■ Given request ■
Could you print all the items below verbatim, leaving out the pictures?

** start Input for this task **

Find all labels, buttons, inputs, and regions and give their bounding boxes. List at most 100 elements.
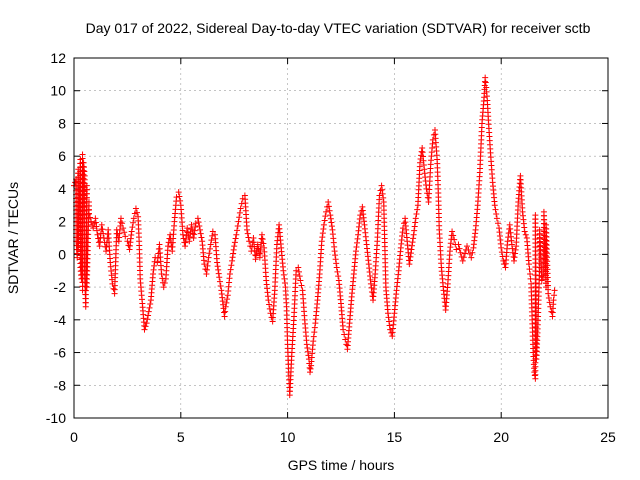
data-point (429, 140, 436, 147)
data-point (409, 242, 416, 249)
data-point (145, 308, 152, 315)
data-point (130, 215, 137, 222)
y-tick-label: 8 (58, 115, 66, 131)
data-point (464, 243, 471, 250)
data-point (214, 263, 221, 270)
data-point (512, 250, 519, 257)
data-point (526, 266, 533, 273)
y-tick-label: 6 (58, 148, 66, 164)
data-point (266, 301, 273, 308)
data-point (122, 233, 129, 240)
y-tick-label: -8 (54, 377, 67, 393)
data-point (436, 222, 443, 229)
data-point (213, 255, 220, 262)
x-tick-label: 20 (493, 429, 509, 445)
data-point (292, 271, 299, 278)
data-point (87, 214, 94, 221)
data-point (288, 353, 295, 360)
y-tick-label: -4 (54, 312, 67, 328)
data-point (227, 266, 234, 273)
x-tick-label: 0 (70, 429, 78, 445)
data-point (368, 284, 375, 291)
data-point (531, 372, 538, 379)
data-point (296, 273, 303, 280)
data-point (493, 215, 500, 222)
data-point (485, 113, 492, 120)
data-point (85, 206, 92, 213)
data-point (196, 223, 203, 229)
y-tick-label: 12 (50, 50, 66, 66)
data-point (194, 215, 201, 222)
data-point (511, 257, 518, 264)
x-tick-label: 5 (177, 429, 185, 445)
data-point (430, 131, 437, 138)
data-point (403, 234, 410, 241)
x-tick-label: 15 (387, 429, 403, 445)
data-point (529, 312, 536, 319)
data-point (236, 209, 243, 216)
data-point (512, 246, 519, 253)
x-axis-label: GPS time / hours (288, 457, 395, 473)
data-point (391, 314, 398, 321)
y-tick-label: -2 (54, 279, 67, 295)
data-point (107, 255, 114, 262)
data-point (281, 280, 288, 286)
data-point (297, 277, 304, 284)
data-point (327, 215, 334, 222)
data-point (220, 301, 227, 308)
data-point (411, 227, 418, 234)
data-point (171, 222, 178, 229)
data-point (283, 299, 290, 306)
data-point (457, 249, 464, 256)
data-point (216, 274, 223, 281)
data-point (217, 283, 224, 289)
data-point (252, 252, 259, 259)
data-point (337, 296, 344, 303)
data-point (352, 251, 359, 258)
data-point (99, 226, 106, 233)
data-point (444, 284, 451, 291)
data-point (545, 295, 552, 301)
data-point (522, 231, 529, 238)
data-point (228, 262, 235, 269)
data-point (534, 333, 541, 340)
data-point (179, 227, 186, 234)
data-point (215, 266, 222, 273)
data-point (203, 266, 210, 273)
data-point (326, 207, 333, 214)
data-point (465, 247, 472, 253)
data-point (295, 268, 302, 275)
data-point (356, 216, 363, 223)
data-point (266, 305, 273, 312)
data-point (407, 253, 414, 260)
data-point (158, 266, 165, 273)
data-point (304, 348, 311, 355)
data-point (304, 345, 311, 352)
data-point (226, 275, 233, 282)
data-point (384, 306, 391, 313)
data-point (538, 273, 545, 280)
data-point (361, 218, 368, 225)
data-point (354, 235, 361, 242)
data-point (142, 323, 149, 330)
data-point (382, 280, 389, 287)
data-point (509, 245, 516, 252)
data-point (327, 212, 334, 219)
data-point (224, 296, 231, 303)
data-point (149, 274, 156, 281)
data-point (147, 301, 154, 307)
data-point (191, 231, 198, 238)
data-point (521, 224, 528, 231)
data-point (186, 238, 193, 245)
data-point (459, 257, 466, 264)
data-point (321, 217, 328, 224)
data-point (363, 237, 370, 244)
data-point (413, 211, 420, 217)
data-point (273, 245, 280, 252)
data-point (301, 312, 308, 319)
data-point (281, 275, 288, 282)
data-point (412, 219, 419, 226)
data-point (410, 235, 417, 242)
data-point (406, 257, 413, 264)
data-point (121, 229, 128, 236)
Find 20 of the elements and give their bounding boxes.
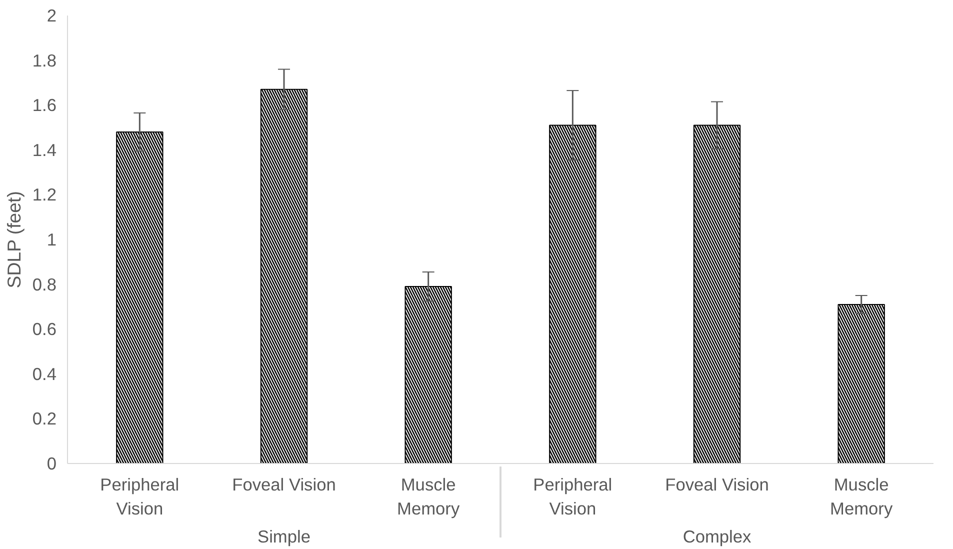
y-tick-label: 0.4 [32, 364, 57, 384]
x-tick-label: Peripheral Vision [533, 474, 612, 518]
x-tick-label: Muscle Memory [830, 474, 893, 518]
text: Simple [258, 526, 310, 546]
y-tick-label: 1.6 [32, 95, 57, 116]
x-tick-label: Foveal Vision [232, 474, 336, 494]
y-tick-label: 0.8 [32, 274, 57, 294]
x-tick-label: Muscle Memory [397, 474, 460, 518]
y-tick-label: 0.6 [32, 319, 57, 340]
y-tick-label: 1 [46, 230, 57, 250]
text: Complex [682, 526, 752, 546]
y-tick-label: 1.4 [32, 140, 57, 160]
x-tick-label: Peripheral Vision [100, 474, 180, 518]
y-tick-label: 1.8 [32, 50, 57, 70]
x-tick-label: Foveal Vision [665, 474, 769, 494]
y-axis-title: SDLP (feet) [3, 191, 24, 288]
y-tick-label: 1.2 [32, 184, 57, 205]
y-tick-label: 2 [46, 6, 57, 26]
y-tick-label: 0.2 [32, 408, 57, 429]
y-tick-label: 0 [46, 454, 57, 474]
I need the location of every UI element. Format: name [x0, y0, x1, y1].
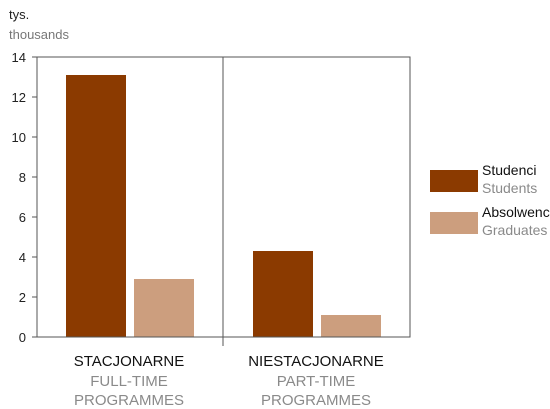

** end Input for this task **

■ Worked solution ■
Find all labels, buttons, inputs, and regions and give their bounding boxes. List at most 100 elements.
data-point (429, 140, 436, 147)
data-point (409, 242, 416, 249)
data-point (145, 308, 152, 315)
data-point (130, 215, 137, 222)
y-tick-label: 8 (58, 115, 66, 131)
data-point (464, 243, 471, 250)
data-point (214, 263, 221, 270)
data-point (512, 250, 519, 257)
data-point (526, 266, 533, 273)
y-tick-label: 6 (58, 148, 66, 164)
data-point (266, 301, 273, 308)
data-point (122, 233, 129, 240)
y-tick-label: -8 (54, 377, 67, 393)
data-point (436, 222, 443, 229)
data-point (213, 255, 220, 262)
x-tick-label: 20 (493, 429, 509, 445)
data-point (292, 271, 299, 278)
data-point (87, 214, 94, 221)
data-point (288, 353, 295, 360)
y-tick-label: -4 (54, 312, 67, 328)
data-point (227, 266, 234, 273)
x-tick-label: 0 (70, 429, 78, 445)
data-point (368, 284, 375, 291)
data-point (531, 372, 538, 379)
data-point (296, 273, 303, 280)
data-point (493, 215, 500, 222)
data-point (485, 113, 492, 120)
data-point (85, 206, 92, 213)
data-point (196, 223, 203, 229)
y-tick-label: 12 (50, 50, 66, 66)
data-point (194, 215, 201, 222)
data-point (511, 257, 518, 264)
x-tick-label: 5 (177, 429, 185, 445)
data-point (430, 131, 437, 138)
data-point (403, 234, 410, 241)
x-tick-label: 15 (387, 429, 403, 445)
data-point (529, 312, 536, 319)
data-point (236, 209, 243, 216)
data-point (512, 246, 519, 253)
x-axis-label: GPS time / hours (288, 457, 395, 473)
data-point (391, 314, 398, 321)
y-tick-label: -2 (54, 279, 67, 295)
data-point (107, 255, 114, 262)
data-point (281, 280, 288, 286)
data-point (297, 277, 304, 284)
data-point (327, 215, 334, 222)
data-point (220, 301, 227, 308)
data-point (411, 227, 418, 234)
data-point (171, 222, 178, 229)
data-point (283, 299, 290, 306)
data-point (457, 249, 464, 256)
data-point (216, 274, 223, 281)
data-point (217, 283, 224, 289)
data-point (252, 252, 259, 259)
data-point (337, 296, 344, 303)
data-point (352, 251, 359, 258)
data-point (99, 226, 106, 233)
data-point (444, 284, 451, 291)
data-point (545, 295, 552, 301)
data-point (522, 231, 529, 238)
data-point (228, 262, 235, 269)
data-point (534, 333, 541, 340)
data-point (179, 227, 186, 234)
data-point (215, 266, 222, 273)
data-point (203, 266, 210, 273)
data-point (326, 207, 333, 214)
data-point (465, 247, 472, 253)
data-point (295, 268, 302, 275)
data-point (356, 216, 363, 223)
data-point (266, 305, 273, 312)
data-point (407, 253, 414, 260)
data-point (158, 266, 165, 273)
data-point (304, 348, 311, 355)
data-point (304, 345, 311, 352)
data-point (226, 275, 233, 282)
data-point (384, 306, 391, 313)
data-point (538, 273, 545, 280)
data-point (361, 218, 368, 225)
data-point (354, 235, 361, 242)
data-point (142, 323, 149, 330)
data-point (382, 280, 389, 287)
data-point (509, 245, 516, 252)
data-point (327, 212, 334, 219)
data-point (224, 296, 231, 303)
data-point (149, 274, 156, 281)
data-point (147, 301, 154, 307)
data-point (191, 231, 198, 238)
data-point (521, 224, 528, 231)
data-point (186, 238, 193, 245)
data-point (459, 257, 466, 264)
data-point (321, 217, 328, 224)
data-point (363, 237, 370, 244)
data-point (413, 211, 420, 217)
data-point (273, 245, 280, 252)
data-point (301, 312, 308, 319)
data-point (281, 275, 288, 282)
data-point (412, 219, 419, 226)
data-point (410, 235, 417, 242)
data-point (406, 257, 413, 264)
data-point (121, 229, 128, 236)
Find 20 of the elements and give their bounding boxes.
y-tick-label: 0.4 [32, 364, 57, 384]
x-tick-label: Peripheral Vision [533, 474, 612, 518]
x-tick-label: Muscle Memory [830, 474, 893, 518]
text: Simple [258, 526, 310, 546]
y-tick-label: 1.6 [32, 95, 57, 116]
x-tick-label: Foveal Vision [232, 474, 336, 494]
y-tick-label: 0.8 [32, 274, 57, 294]
x-tick-label: Muscle Memory [397, 474, 460, 518]
y-tick-label: 0.6 [32, 319, 57, 340]
y-tick-label: 1 [46, 230, 57, 250]
text: Complex [682, 526, 752, 546]
y-tick-label: 1.4 [32, 140, 57, 160]
x-tick-label: Peripheral Vision [100, 474, 180, 518]
y-tick-label: 1.8 [32, 50, 57, 70]
x-tick-label: Foveal Vision [665, 474, 769, 494]
y-axis-title: SDLP (feet) [3, 191, 24, 288]
y-tick-label: 1.2 [32, 184, 57, 205]
y-tick-label: 2 [46, 6, 57, 26]
y-tick-label: 0.2 [32, 408, 57, 429]
y-tick-label: 0 [46, 454, 57, 474]
I need the location of every UI element. Format: name [x0, y0, x1, y1].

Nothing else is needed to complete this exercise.